:: INPUT MATERIAL
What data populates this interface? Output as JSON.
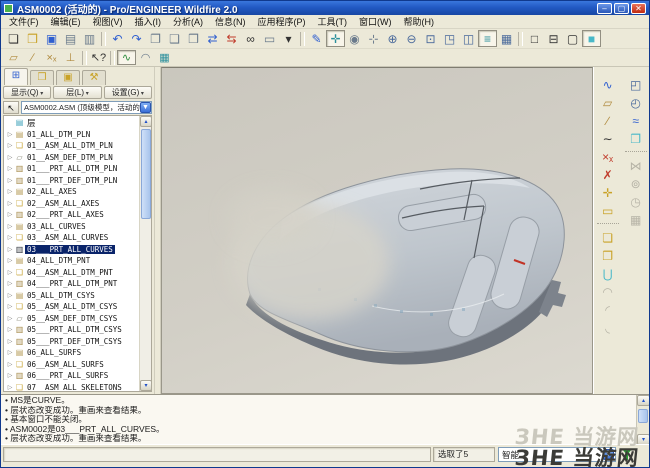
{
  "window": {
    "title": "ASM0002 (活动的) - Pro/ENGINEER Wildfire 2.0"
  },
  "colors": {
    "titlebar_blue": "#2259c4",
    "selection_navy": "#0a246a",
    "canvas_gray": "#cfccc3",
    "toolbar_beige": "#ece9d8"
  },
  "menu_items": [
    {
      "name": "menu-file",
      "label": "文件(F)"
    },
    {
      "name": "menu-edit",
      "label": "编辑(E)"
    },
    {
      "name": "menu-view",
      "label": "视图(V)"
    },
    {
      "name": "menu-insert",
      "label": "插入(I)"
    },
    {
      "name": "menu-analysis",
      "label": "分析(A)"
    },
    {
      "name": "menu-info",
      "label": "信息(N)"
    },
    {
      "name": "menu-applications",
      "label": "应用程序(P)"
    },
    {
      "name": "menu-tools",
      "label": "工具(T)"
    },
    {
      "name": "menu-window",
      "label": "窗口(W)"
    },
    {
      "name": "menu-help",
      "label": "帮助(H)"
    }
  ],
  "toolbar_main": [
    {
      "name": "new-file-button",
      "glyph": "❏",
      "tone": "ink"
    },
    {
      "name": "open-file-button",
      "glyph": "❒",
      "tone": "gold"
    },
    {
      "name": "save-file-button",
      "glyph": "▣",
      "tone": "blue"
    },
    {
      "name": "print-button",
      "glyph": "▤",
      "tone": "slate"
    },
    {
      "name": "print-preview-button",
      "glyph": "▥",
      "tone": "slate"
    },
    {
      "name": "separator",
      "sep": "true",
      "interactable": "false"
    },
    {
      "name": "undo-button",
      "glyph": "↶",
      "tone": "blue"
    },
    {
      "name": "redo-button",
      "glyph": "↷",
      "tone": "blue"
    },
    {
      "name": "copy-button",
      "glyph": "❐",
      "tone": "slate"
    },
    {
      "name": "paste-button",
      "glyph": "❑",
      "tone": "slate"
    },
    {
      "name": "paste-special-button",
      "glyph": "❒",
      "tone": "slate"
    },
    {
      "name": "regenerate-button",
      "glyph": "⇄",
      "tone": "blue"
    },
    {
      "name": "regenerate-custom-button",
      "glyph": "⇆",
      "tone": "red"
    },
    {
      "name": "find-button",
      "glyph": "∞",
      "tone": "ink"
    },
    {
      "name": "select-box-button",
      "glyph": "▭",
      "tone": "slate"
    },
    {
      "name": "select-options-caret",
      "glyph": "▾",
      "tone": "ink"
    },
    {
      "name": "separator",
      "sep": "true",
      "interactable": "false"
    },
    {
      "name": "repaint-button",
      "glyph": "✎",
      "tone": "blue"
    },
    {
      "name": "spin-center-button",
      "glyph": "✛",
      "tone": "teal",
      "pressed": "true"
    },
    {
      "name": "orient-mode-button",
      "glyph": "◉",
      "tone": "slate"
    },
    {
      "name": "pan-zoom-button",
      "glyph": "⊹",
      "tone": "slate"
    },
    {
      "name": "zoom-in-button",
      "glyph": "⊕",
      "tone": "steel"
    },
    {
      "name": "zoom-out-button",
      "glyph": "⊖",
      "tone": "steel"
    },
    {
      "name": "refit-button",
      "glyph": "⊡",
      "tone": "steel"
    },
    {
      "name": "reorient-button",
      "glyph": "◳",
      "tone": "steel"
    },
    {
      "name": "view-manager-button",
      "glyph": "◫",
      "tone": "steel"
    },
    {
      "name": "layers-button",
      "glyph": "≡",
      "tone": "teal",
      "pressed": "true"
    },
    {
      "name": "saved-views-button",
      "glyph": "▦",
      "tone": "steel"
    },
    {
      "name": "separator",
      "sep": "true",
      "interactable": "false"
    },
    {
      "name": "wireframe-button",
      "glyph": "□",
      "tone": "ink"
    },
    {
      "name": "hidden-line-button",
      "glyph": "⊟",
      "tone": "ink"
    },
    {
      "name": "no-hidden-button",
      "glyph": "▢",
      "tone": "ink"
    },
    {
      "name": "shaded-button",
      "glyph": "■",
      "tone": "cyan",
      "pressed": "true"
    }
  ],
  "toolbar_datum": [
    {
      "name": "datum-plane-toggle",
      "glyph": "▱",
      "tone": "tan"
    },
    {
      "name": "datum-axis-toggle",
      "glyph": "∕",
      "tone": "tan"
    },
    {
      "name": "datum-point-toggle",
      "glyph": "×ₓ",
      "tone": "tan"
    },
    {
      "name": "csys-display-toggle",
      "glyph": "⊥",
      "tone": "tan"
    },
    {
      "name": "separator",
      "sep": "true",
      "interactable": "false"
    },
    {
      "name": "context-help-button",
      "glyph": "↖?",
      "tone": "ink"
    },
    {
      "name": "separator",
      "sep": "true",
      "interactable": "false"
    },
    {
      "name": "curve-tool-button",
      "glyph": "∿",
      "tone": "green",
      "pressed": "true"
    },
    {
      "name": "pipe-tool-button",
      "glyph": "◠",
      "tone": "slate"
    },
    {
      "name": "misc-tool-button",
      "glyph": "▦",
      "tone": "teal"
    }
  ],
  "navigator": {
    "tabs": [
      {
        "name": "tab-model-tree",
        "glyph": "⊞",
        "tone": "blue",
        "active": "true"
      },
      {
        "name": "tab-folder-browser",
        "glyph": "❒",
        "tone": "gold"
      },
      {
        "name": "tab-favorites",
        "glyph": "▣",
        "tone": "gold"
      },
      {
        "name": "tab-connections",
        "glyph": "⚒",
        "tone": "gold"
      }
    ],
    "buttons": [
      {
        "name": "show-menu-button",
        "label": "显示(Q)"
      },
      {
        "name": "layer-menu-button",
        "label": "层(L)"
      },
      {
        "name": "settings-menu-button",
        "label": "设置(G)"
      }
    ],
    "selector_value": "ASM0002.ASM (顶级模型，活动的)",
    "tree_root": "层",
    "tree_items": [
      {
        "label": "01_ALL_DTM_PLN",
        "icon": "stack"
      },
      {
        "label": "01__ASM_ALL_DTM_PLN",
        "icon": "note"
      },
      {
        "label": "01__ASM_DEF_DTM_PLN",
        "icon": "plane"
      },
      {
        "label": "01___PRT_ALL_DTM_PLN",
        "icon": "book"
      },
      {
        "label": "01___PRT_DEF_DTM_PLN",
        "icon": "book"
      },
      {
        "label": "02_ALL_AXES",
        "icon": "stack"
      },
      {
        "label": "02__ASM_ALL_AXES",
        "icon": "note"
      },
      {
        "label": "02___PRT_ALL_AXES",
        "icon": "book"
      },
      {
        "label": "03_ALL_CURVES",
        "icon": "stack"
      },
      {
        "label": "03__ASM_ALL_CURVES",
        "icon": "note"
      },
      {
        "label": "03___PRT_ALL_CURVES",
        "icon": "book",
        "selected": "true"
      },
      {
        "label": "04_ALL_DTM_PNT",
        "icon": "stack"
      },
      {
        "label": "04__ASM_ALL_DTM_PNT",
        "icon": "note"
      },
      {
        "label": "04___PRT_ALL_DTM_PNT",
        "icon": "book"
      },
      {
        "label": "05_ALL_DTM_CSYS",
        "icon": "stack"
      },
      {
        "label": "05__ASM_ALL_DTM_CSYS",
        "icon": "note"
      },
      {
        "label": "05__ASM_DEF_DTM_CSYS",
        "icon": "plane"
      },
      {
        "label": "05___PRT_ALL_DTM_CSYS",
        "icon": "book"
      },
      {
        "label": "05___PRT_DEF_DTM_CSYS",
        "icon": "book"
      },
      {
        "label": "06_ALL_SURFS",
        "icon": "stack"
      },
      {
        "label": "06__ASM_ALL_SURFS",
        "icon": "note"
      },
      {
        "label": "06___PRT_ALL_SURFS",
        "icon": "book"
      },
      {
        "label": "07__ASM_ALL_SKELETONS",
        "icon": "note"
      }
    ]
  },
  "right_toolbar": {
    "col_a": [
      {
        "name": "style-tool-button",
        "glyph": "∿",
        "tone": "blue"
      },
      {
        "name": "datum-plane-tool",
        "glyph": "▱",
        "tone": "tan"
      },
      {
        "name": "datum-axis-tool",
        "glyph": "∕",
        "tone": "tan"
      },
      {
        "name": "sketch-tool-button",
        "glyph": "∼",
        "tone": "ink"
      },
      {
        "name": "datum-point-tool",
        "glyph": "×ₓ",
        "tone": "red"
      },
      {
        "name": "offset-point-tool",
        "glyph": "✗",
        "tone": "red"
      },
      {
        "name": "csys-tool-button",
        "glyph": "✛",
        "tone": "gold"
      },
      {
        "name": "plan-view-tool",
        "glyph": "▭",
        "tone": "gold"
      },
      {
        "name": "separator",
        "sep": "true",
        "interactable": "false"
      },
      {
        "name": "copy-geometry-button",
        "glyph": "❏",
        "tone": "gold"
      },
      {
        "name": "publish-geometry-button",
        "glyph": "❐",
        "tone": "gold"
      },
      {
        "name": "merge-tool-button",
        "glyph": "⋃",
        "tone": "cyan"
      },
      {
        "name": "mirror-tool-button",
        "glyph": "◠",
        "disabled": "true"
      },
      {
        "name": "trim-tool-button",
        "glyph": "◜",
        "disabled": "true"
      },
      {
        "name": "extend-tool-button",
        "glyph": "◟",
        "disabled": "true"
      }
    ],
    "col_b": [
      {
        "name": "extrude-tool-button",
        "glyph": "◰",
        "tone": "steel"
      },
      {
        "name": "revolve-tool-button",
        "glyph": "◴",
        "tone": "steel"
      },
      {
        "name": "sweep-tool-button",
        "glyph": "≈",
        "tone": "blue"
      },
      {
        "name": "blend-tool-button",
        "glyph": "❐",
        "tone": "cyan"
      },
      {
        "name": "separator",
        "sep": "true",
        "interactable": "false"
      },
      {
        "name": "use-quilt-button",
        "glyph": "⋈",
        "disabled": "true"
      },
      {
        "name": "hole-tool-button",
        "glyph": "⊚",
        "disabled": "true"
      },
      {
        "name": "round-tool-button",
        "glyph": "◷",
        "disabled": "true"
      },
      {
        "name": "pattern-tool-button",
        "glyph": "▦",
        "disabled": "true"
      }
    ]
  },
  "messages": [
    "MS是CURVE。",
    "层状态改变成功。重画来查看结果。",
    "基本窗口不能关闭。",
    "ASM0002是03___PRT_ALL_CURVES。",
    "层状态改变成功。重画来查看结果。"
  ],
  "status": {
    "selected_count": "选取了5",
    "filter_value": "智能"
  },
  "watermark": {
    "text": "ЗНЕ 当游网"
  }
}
::::
→ THE REQUEST
Which lines hold the word "regenerate"? Copy every one of them.

→ WRITTEN RESPONSE
      "name": "regenerate-button",
      "name": "regenerate-custom-button",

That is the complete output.